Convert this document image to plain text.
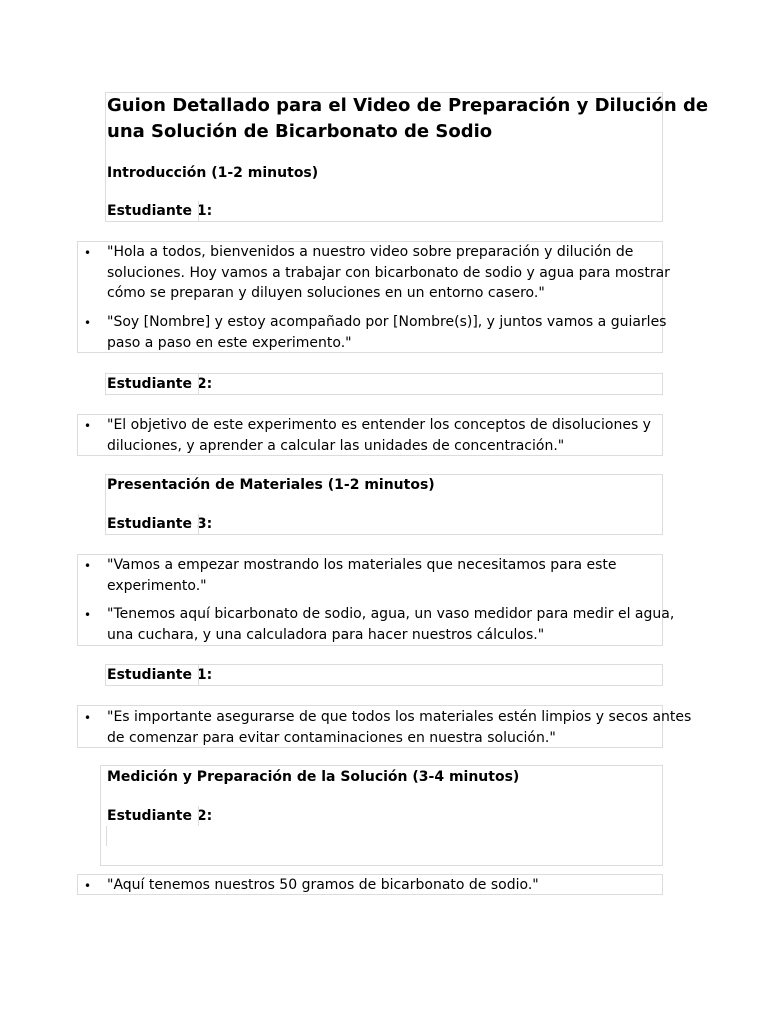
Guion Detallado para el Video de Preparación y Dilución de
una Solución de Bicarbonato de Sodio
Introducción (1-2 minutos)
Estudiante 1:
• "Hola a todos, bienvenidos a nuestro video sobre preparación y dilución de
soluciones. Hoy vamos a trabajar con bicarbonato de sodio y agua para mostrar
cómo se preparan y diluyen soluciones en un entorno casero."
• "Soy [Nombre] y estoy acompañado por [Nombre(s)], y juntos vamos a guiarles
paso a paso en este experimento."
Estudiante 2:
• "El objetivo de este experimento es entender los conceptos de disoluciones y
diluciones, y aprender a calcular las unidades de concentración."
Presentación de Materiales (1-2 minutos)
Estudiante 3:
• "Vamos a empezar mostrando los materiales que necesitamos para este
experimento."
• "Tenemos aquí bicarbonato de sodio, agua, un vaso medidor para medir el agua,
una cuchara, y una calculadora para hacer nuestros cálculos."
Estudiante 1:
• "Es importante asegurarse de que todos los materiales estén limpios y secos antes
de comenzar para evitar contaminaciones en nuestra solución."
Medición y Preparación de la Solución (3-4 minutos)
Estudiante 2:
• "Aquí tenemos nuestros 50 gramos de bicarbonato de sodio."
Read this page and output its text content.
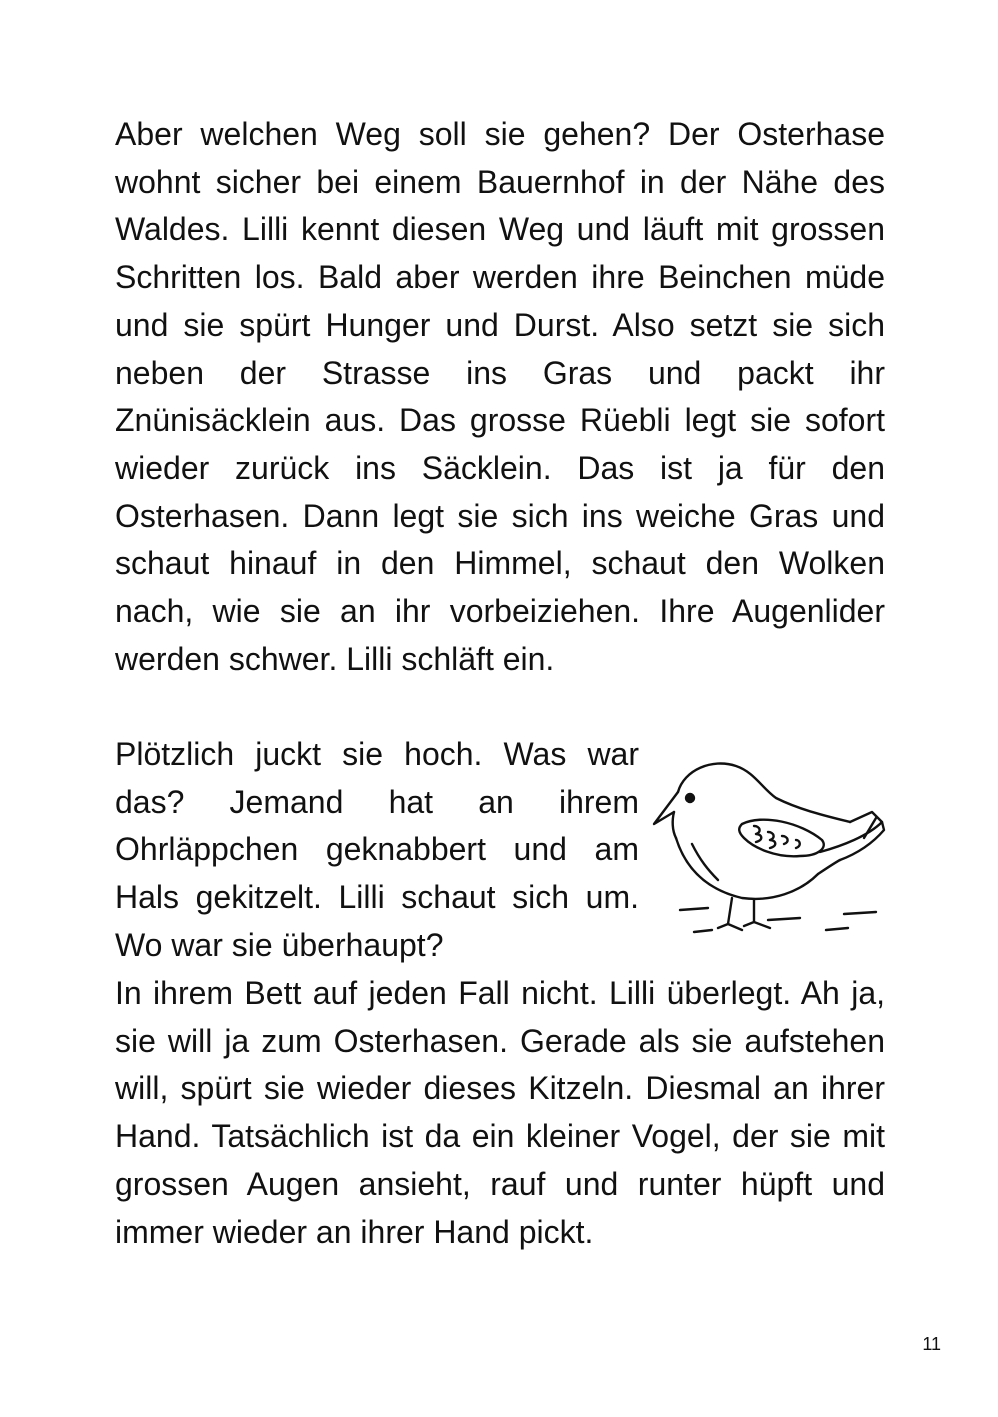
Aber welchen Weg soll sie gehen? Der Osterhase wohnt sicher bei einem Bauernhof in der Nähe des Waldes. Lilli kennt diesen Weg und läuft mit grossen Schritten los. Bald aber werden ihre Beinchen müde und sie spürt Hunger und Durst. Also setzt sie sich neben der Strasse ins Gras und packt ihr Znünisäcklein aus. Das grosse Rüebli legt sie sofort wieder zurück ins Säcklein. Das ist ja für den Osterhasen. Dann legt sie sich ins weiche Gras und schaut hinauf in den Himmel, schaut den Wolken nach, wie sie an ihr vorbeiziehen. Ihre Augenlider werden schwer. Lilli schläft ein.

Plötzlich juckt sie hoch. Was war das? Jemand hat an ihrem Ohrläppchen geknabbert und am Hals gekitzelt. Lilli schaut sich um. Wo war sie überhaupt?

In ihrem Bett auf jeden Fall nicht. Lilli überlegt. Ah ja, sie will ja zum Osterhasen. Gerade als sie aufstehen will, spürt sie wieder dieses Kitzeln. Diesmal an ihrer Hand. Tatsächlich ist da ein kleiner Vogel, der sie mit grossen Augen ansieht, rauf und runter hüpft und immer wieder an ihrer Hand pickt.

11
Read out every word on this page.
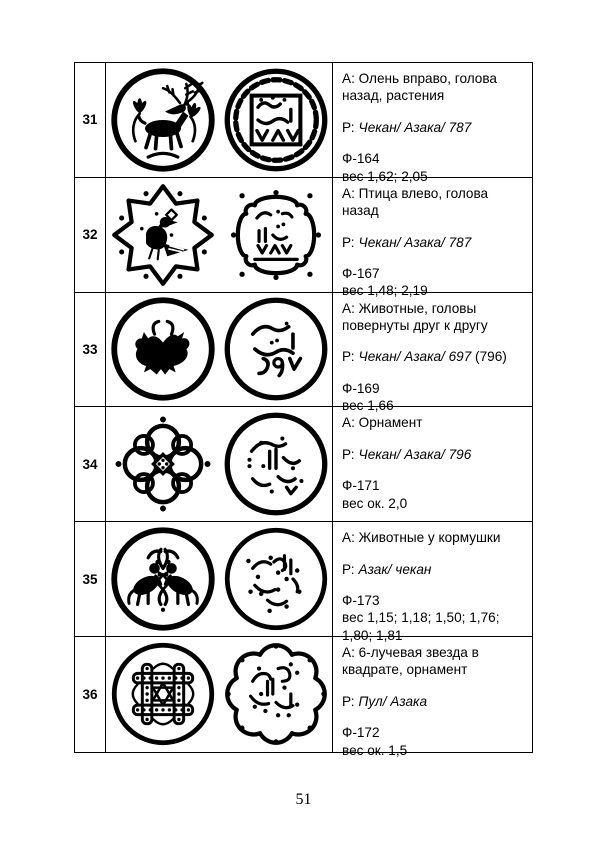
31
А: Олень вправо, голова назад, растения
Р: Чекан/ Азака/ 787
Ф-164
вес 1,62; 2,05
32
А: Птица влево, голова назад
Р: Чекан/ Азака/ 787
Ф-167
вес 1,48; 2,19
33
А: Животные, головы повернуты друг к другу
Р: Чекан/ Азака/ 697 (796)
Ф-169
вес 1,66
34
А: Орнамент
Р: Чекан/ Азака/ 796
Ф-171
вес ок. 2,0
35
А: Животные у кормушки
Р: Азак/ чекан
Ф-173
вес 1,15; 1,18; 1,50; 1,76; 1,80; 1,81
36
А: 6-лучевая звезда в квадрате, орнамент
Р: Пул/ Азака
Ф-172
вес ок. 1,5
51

Problem to work on » Search the entries for "Азака" and copy out each line that has it.

Exercise solution »
Р: Чекан/ Азака/ 787
Р: Чекан/ Азака/ 787
Р: Чекан/ Азака/ 697 (796)
Р: Чекан/ Азака/ 796
Р: Пул/ Азака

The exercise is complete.